Exercise requirements - Scan the material for the word "text", and copy each line where it shows up.

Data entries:
_ _ _ _

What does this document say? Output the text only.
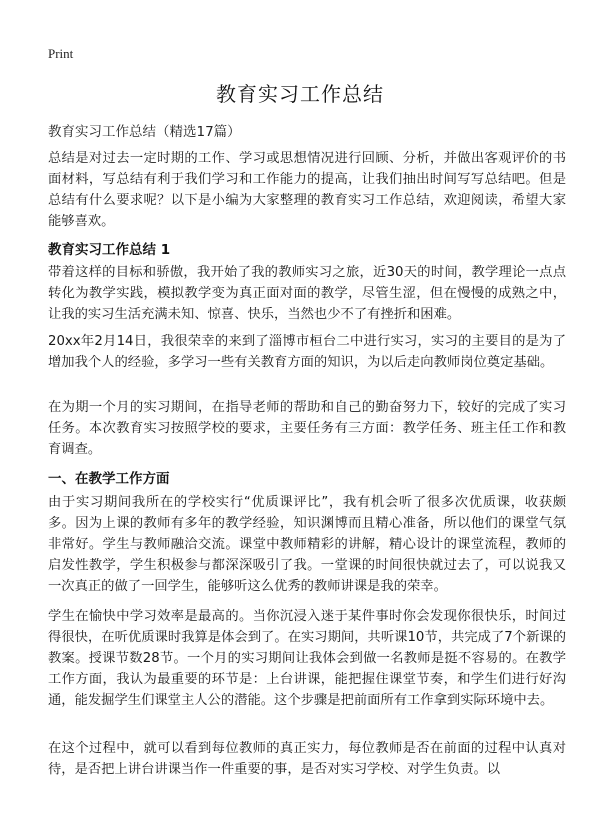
Print
教育实习工作总结
教育实习工作总结（精选17篇）
总结是对过去一定时期的工作、学习或思想情况进行回顾、分析，并做出客观评价的书面材料，写总结有利于我们学习和工作能力的提高，让我们抽出时间写写总结吧。但是总结有什么要求呢？以下是小编为大家整理的教育实习工作总结，欢迎阅读，希望大家能够喜欢。
教育实习工作总结 1
带着这样的目标和骄傲，我开始了我的教师实习之旅，近30天的时间，教学理论一点点转化为教学实践，模拟教学变为真正面对面的教学，尽管生涩，但在慢慢的成熟之中，让我的实习生活充满未知、惊喜、快乐，当然也少不了有挫折和困难。
20xx年2月14日，我很荣幸的来到了淄博市桓台二中进行实习，实习的主要目的是为了增加我个人的经验，多学习一些有关教育方面的知识，为以后走向教师岗位奠定基础。
在为期一个月的实习期间，在指导老师的帮助和自己的勤奋努力下，较好的完成了实习任务。本次教育实习按照学校的要求，主要任务有三方面：教学任务、班主任工作和教育调查。
一、在教学工作方面
由于实习期间我所在的学校实行“优质课评比”，我有机会听了很多次优质课，收获颇多。因为上课的教师有多年的教学经验，知识渊博而且精心准备，所以他们的课堂气氛非常好。学生与教师融洽交流。课堂中教师精彩的讲解，精心设计的课堂流程，教师的启发性教学，学生积极参与都深深吸引了我。一堂课的时间很快就过去了，可以说我又一次真正的做了一回学生，能够听这么优秀的教师讲课是我的荣幸。
学生在愉快中学习效率是最高的。当你沉浸入迷于某件事时你会发现你很快乐，时间过得很快，在听优质课时我算是体会到了。在实习期间，共听课10节，共完成了7个新课的教案。授课节数28节。一个月的实习期间让我体会到做一名教师是挺不容易的。在教学工作方面，我认为最重要的环节是：上台讲课，能把握住课堂节奏，和学生们进行好沟通，能发掘学生们课堂主人公的潜能。这个步骤是把前面所有工作拿到实际环境中去。
在这个过程中，就可以看到每位教师的真正实力，每位教师是否在前面的过程中认真对待，是否把上讲台讲课当作一件重要的事，是否对实习学校、对学生负责。以
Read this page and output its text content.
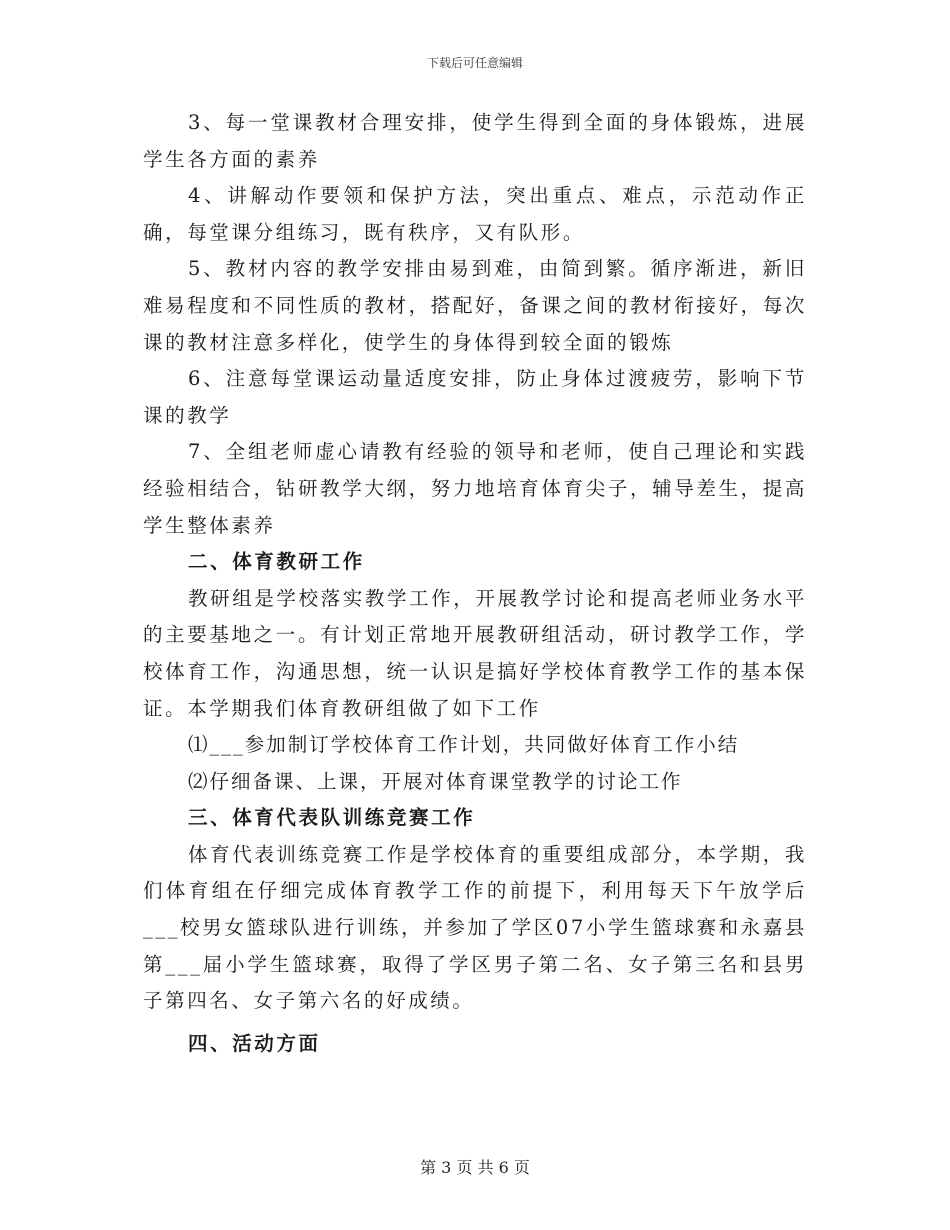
下载后可任意编辑

3、每一堂课教材合理安排，使学生得到全面的身体锻炼，进展学生各方面的素养

4、讲解动作要领和保护方法，突出重点、难点，示范动作正确，每堂课分组练习，既有秩序，又有队形。

5、教材内容的教学安排由易到难，由简到繁。循序渐进，新旧难易程度和不同性质的教材，搭配好，备课之间的教材衔接好，每次课的教材注意多样化，使学生的身体得到较全面的锻炼

6、注意每堂课运动量适度安排，防止身体过渡疲劳，影响下节课的教学

7、全组老师虚心请教有经验的领导和老师，使自己理论和实践经验相结合，钻研教学大纲，努力地培育体育尖子，辅导差生，提高学生整体素养

二、体育教研工作

教研组是学校落实教学工作，开展教学讨论和提高老师业务水平的主要基地之一。有计划正常地开展教研组活动，研讨教学工作，学校体育工作，沟通思想，统一认识是搞好学校体育教学工作的基本保证。本学期我们体育教研组做了如下工作

⑴___参加制订学校体育工作计划，共同做好体育工作小结

⑵仔细备课、上课，开展对体育课堂教学的讨论工作

三、体育代表队训练竞赛工作

体育代表训练竞赛工作是学校体育的重要组成部分，本学期，我们体育组在仔细完成体育教学工作的前提下，利用每天下午放学后___校男女篮球队进行训练，并参加了学区07小学生篮球赛和永嘉县第___届小学生篮球赛，取得了学区男子第二名、女子第三名和县男子第四名、女子第六名的好成绩。

四、活动方面

第 3 页 共 6 页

_ _ _ _

Written answer -
What does this document say? Output the text only.
Read this page and output its text content.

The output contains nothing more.